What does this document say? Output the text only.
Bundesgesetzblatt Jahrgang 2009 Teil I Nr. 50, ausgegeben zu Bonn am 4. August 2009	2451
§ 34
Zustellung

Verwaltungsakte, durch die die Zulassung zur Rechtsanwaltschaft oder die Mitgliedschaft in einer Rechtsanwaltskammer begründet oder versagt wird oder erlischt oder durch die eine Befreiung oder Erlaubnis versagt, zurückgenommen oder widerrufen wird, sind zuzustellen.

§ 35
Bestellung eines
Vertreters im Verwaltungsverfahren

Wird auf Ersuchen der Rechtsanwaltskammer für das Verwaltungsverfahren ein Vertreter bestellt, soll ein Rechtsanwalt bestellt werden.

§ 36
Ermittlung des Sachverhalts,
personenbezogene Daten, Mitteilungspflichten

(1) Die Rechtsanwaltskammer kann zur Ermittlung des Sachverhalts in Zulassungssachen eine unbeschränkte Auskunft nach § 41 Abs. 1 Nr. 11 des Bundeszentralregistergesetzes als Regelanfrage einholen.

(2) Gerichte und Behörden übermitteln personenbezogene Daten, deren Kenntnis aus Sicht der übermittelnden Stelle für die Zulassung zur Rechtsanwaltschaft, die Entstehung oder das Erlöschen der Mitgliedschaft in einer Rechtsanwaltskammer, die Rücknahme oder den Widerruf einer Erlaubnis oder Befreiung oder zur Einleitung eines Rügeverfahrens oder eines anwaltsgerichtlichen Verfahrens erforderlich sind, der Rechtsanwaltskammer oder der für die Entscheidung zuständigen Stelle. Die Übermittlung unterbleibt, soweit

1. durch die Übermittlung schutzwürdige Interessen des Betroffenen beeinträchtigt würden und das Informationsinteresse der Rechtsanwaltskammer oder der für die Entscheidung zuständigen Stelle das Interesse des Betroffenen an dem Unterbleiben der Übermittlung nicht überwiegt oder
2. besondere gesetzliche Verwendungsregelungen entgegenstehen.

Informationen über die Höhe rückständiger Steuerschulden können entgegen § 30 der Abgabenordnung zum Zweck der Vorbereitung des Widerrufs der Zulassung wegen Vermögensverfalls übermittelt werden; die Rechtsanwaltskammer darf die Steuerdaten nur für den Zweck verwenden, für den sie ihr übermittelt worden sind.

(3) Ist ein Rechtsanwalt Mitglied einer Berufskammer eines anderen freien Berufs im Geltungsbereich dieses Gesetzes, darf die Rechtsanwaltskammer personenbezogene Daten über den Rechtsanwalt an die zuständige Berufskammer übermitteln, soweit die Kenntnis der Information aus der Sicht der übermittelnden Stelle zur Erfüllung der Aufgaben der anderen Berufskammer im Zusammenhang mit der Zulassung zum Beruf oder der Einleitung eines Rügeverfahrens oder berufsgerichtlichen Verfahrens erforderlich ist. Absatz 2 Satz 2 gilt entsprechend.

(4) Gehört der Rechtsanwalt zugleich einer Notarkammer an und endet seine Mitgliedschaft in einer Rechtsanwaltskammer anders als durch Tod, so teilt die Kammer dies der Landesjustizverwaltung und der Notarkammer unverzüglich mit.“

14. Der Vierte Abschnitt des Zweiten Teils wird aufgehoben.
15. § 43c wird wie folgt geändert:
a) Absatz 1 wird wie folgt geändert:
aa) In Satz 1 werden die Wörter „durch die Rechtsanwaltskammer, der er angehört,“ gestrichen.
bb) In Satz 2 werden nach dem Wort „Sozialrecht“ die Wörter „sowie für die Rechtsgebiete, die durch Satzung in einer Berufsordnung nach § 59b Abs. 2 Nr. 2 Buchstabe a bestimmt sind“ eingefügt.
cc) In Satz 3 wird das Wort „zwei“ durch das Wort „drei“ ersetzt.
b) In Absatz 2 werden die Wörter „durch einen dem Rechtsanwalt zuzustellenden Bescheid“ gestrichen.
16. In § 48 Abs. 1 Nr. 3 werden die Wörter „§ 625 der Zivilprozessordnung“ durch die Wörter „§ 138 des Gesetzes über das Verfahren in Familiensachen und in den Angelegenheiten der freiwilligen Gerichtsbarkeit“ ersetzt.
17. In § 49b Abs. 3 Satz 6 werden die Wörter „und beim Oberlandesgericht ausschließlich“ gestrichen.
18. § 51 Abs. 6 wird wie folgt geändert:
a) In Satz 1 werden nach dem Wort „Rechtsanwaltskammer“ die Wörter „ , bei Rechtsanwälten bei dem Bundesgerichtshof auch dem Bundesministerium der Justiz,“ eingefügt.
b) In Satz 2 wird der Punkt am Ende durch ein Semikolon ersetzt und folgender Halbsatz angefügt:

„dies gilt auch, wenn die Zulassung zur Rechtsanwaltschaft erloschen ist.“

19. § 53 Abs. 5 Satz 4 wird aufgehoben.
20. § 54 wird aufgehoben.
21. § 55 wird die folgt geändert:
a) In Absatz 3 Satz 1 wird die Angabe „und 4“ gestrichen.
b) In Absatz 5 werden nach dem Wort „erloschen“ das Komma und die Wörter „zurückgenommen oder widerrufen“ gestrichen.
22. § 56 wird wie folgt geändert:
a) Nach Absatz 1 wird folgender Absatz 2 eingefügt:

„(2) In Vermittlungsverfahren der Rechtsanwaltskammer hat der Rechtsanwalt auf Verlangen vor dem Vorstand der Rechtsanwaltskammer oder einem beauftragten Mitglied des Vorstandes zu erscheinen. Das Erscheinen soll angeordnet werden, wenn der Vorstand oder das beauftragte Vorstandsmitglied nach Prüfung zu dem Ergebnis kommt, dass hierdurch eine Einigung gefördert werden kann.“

■ ■ ■ ■ ■

*Your task*. Every line of the records containing the word "gestrichen" must appear in the answer.

*Solution*.
aa) In Satz 1 werden die Wörter „durch die Rechtsanwaltskammer, der er angehört,“ gestrichen.
b) In Absatz 2 werden die Wörter „durch einen dem Rechtsanwalt zuzustellenden Bescheid“ gestrichen.
17. In § 49b Abs. 3 Satz 6 werden die Wörter „und beim Oberlandesgericht ausschließlich“ gestrichen.
a) In Absatz 3 Satz 1 wird die Angabe „und 4“ gestrichen.
b) In Absatz 5 werden nach dem Wort „erloschen“ das Komma und die Wörter „zurückgenommen oder widerrufen“ gestrichen.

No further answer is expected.